YOUR OBJECTIVE: Gather every line from the entries below that includes "Microsoft".

◇ ◇ ◇

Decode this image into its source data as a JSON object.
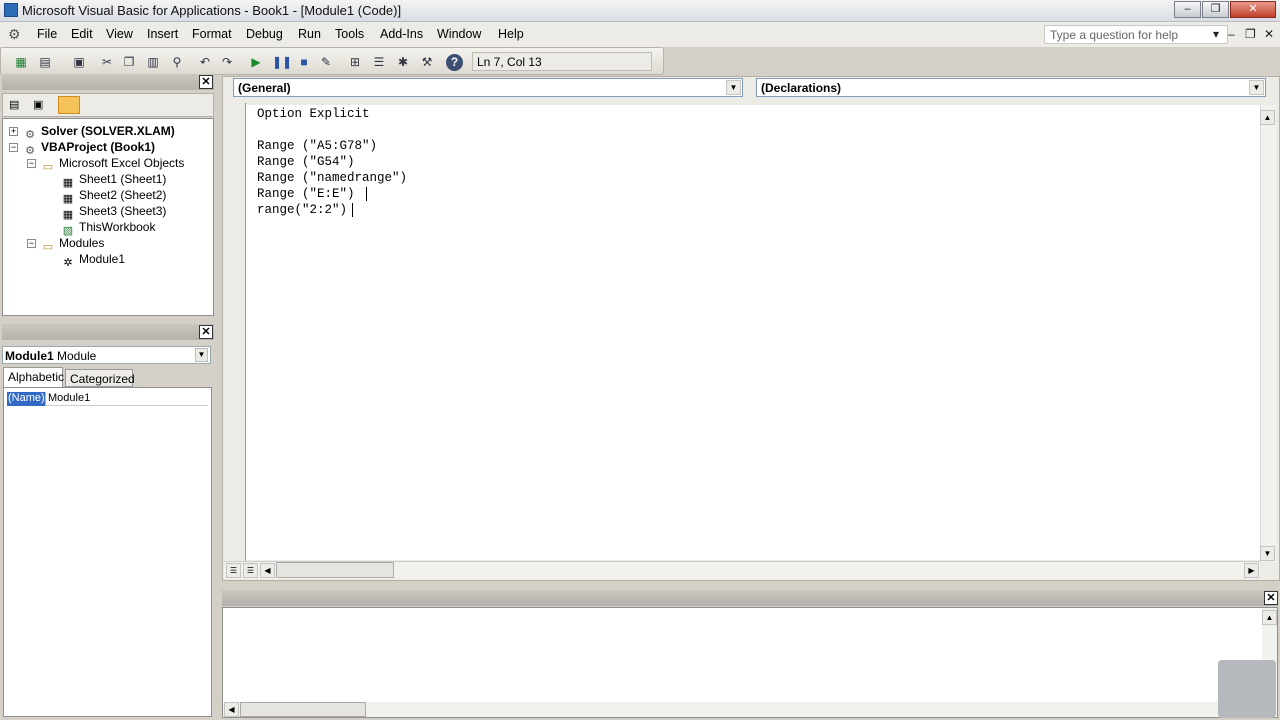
{
  "window": {
    "title": "Microsoft Visual Basic for Applications - Book1 - [Module1 (Code)]",
    "min": "–",
    "restore": "❐",
    "close": "✕"
  },
  "menu": {
    "items": [
      "File",
      "Edit",
      "View",
      "Insert",
      "Format",
      "Debug",
      "Run",
      "Tools",
      "Add-Ins",
      "Window",
      "Help"
    ],
    "help_placeholder": "Type a question for help"
  },
  "toolbar": {
    "position": "Ln 7, Col 13"
  },
  "project_explorer": {
    "tree": [
      {
        "label": "Solver (SOLVER.XLAM)",
        "bold": true
      },
      {
        "label": "VBAProject (Book1)",
        "bold": true
      },
      {
        "label": "Microsoft Excel Objects",
        "bold": false
      },
      {
        "label": "Sheet1 (Sheet1)",
        "bold": false
      },
      {
        "label": "Sheet2 (Sheet2)",
        "bold": false
      },
      {
        "label": "Sheet3 (Sheet3)",
        "bold": false
      },
      {
        "label": "ThisWorkbook",
        "bold": false
      },
      {
        "label": "Modules",
        "bold": false
      },
      {
        "label": "Module1",
        "bold": false
      }
    ]
  },
  "properties": {
    "object_name": "Module1",
    "object_type": "Module",
    "tabs": [
      "Alphabetic",
      "Categorized"
    ],
    "rows": [
      {
        "name": "(Name)",
        "value": "Module1"
      }
    ]
  },
  "code_window": {
    "object_combo": "(General)",
    "procedure_combo": "(Declarations)",
    "lines": [
      "Option Explicit",
      "",
      "Range (\"A5:G78\")",
      "Range (\"G54\")",
      "Range (\"namedrange\")",
      "Range (\"E:E\")",
      "range(\"2:2\")"
    ]
  }
}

◇ ◇ ◇

RESPONSE TO THE EXERCISE:
    "title": "Microsoft Visual Basic for Applications - Book1 - [Module1 (Code)]",
        "label": "Microsoft Excel Objects",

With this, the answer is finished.